§ Problem to solve:
Look through the lines below and extract any with the word "structured".

§ Provided records:
------------------------------

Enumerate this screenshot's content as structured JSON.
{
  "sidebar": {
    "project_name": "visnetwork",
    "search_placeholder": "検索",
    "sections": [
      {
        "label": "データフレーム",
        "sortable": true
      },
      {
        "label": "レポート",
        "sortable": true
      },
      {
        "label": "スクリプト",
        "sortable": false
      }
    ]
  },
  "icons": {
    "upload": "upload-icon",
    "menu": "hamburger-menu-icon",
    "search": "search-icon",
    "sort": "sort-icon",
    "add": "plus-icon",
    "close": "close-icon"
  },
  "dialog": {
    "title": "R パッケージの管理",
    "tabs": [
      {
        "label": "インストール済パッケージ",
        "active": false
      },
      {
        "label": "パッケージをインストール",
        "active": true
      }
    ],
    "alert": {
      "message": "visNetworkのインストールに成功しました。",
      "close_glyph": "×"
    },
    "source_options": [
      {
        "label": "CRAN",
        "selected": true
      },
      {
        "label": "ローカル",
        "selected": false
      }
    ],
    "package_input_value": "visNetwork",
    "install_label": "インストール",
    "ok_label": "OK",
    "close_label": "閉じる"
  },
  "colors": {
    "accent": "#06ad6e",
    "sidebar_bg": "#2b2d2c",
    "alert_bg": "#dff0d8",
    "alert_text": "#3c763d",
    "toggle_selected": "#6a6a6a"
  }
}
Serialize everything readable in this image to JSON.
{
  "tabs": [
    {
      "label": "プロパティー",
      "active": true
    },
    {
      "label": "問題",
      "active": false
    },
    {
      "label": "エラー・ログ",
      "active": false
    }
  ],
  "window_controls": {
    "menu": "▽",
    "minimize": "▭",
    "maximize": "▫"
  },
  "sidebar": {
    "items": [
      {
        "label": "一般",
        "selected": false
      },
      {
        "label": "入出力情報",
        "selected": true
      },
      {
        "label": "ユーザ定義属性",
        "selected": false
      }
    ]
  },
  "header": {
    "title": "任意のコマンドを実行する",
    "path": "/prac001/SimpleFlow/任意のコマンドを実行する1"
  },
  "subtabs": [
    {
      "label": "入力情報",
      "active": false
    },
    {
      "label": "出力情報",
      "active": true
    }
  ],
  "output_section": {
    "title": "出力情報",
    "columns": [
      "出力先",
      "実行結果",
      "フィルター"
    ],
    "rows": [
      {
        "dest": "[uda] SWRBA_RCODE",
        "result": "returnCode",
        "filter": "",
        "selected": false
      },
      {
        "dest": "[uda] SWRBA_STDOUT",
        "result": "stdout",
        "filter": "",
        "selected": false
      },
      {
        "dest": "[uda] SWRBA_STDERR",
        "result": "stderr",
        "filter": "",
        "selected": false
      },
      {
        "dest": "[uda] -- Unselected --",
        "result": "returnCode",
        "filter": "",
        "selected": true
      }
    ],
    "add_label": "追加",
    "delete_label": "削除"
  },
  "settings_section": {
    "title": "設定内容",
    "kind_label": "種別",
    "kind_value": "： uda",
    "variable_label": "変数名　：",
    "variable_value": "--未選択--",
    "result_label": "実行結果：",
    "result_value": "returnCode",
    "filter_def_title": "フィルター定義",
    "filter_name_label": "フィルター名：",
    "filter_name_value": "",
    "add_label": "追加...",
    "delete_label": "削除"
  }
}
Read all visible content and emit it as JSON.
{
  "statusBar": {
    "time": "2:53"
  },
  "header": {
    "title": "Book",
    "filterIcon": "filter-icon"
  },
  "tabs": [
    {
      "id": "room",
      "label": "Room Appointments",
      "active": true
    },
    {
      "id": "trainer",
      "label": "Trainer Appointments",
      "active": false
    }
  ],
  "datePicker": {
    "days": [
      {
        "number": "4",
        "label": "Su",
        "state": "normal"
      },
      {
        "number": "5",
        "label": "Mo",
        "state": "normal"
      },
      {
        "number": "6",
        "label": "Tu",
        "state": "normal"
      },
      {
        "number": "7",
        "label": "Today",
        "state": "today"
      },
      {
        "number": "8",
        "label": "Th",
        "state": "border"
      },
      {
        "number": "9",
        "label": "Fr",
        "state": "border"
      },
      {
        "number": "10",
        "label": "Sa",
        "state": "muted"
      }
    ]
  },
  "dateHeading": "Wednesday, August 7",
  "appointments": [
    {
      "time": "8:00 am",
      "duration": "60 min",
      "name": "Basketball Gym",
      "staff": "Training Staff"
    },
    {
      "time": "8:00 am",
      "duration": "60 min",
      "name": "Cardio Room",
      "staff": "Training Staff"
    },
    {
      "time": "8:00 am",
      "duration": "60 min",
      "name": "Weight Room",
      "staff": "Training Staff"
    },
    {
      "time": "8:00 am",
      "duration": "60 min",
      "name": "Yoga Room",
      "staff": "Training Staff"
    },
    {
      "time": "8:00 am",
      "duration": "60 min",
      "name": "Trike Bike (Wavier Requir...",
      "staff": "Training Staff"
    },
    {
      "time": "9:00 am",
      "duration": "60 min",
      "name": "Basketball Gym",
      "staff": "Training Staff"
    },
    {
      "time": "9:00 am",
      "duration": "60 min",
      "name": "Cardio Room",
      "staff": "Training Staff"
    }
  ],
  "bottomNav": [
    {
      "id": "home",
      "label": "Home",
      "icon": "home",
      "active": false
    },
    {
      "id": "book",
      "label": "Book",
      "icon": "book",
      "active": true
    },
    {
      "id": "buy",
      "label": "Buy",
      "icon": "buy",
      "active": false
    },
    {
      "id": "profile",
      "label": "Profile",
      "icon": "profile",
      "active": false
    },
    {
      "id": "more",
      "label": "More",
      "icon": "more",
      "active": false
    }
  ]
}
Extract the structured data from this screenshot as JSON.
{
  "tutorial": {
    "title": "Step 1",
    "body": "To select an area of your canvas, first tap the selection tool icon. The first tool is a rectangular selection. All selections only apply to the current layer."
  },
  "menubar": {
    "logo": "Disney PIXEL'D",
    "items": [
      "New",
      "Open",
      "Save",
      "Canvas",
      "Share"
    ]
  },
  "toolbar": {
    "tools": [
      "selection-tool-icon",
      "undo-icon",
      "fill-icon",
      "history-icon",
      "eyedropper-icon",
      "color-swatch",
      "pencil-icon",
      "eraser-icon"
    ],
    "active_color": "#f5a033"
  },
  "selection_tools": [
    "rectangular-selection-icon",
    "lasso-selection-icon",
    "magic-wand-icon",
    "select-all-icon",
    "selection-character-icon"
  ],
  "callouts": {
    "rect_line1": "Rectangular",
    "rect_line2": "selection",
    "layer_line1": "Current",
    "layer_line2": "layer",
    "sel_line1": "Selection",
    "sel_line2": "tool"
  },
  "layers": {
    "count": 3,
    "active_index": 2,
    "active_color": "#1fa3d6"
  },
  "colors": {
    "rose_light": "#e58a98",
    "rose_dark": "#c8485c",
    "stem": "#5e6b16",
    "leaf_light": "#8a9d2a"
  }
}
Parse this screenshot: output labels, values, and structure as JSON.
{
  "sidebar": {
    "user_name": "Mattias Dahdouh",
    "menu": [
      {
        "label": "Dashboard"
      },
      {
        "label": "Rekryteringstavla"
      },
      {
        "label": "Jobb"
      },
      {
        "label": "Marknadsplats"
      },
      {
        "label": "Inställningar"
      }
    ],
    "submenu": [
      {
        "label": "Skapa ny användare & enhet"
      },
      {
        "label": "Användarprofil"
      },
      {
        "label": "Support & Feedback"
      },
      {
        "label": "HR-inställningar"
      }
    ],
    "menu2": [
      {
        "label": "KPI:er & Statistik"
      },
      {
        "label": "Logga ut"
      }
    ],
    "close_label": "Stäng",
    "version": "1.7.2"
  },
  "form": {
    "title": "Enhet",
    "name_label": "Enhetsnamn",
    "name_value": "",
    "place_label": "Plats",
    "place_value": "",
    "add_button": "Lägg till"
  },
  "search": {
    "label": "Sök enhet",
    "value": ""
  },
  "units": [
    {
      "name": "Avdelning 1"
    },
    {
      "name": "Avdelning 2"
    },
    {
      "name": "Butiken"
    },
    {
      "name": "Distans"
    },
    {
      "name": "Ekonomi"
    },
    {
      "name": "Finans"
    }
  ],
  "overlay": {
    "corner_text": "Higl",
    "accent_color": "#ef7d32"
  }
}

------------------------------

§ Full answer:
Enumerate this screenshot's content as structured JSON.
Extract the structured data from this screenshot as JSON.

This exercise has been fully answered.